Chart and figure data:
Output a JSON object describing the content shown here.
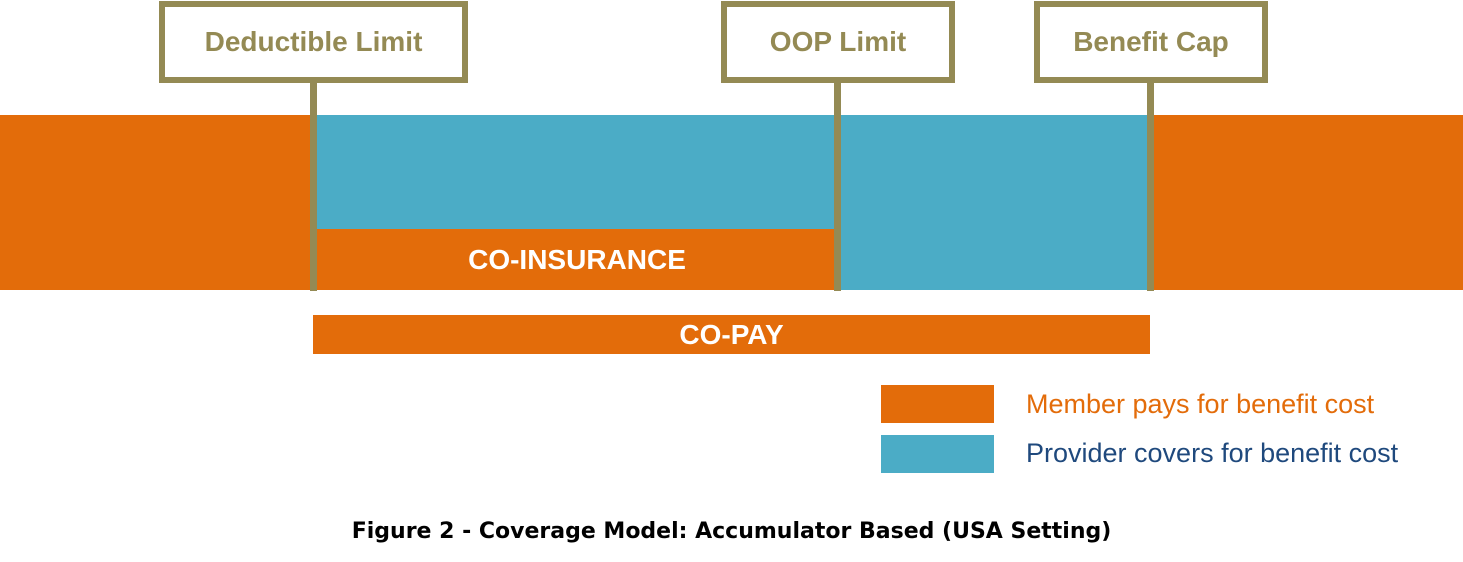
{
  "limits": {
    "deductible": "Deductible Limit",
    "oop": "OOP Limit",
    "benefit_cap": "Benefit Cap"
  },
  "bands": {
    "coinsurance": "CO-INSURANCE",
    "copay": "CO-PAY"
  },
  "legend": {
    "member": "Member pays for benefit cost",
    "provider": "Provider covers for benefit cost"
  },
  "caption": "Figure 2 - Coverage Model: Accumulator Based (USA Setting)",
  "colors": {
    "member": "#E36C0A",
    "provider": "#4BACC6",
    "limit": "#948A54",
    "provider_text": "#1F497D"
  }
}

**Your task**
Lines that hold "member" are the ones to copy; find all of them.

**Solution**
    "member": "Member pays for benefit cost",
    "member": "#E36C0A",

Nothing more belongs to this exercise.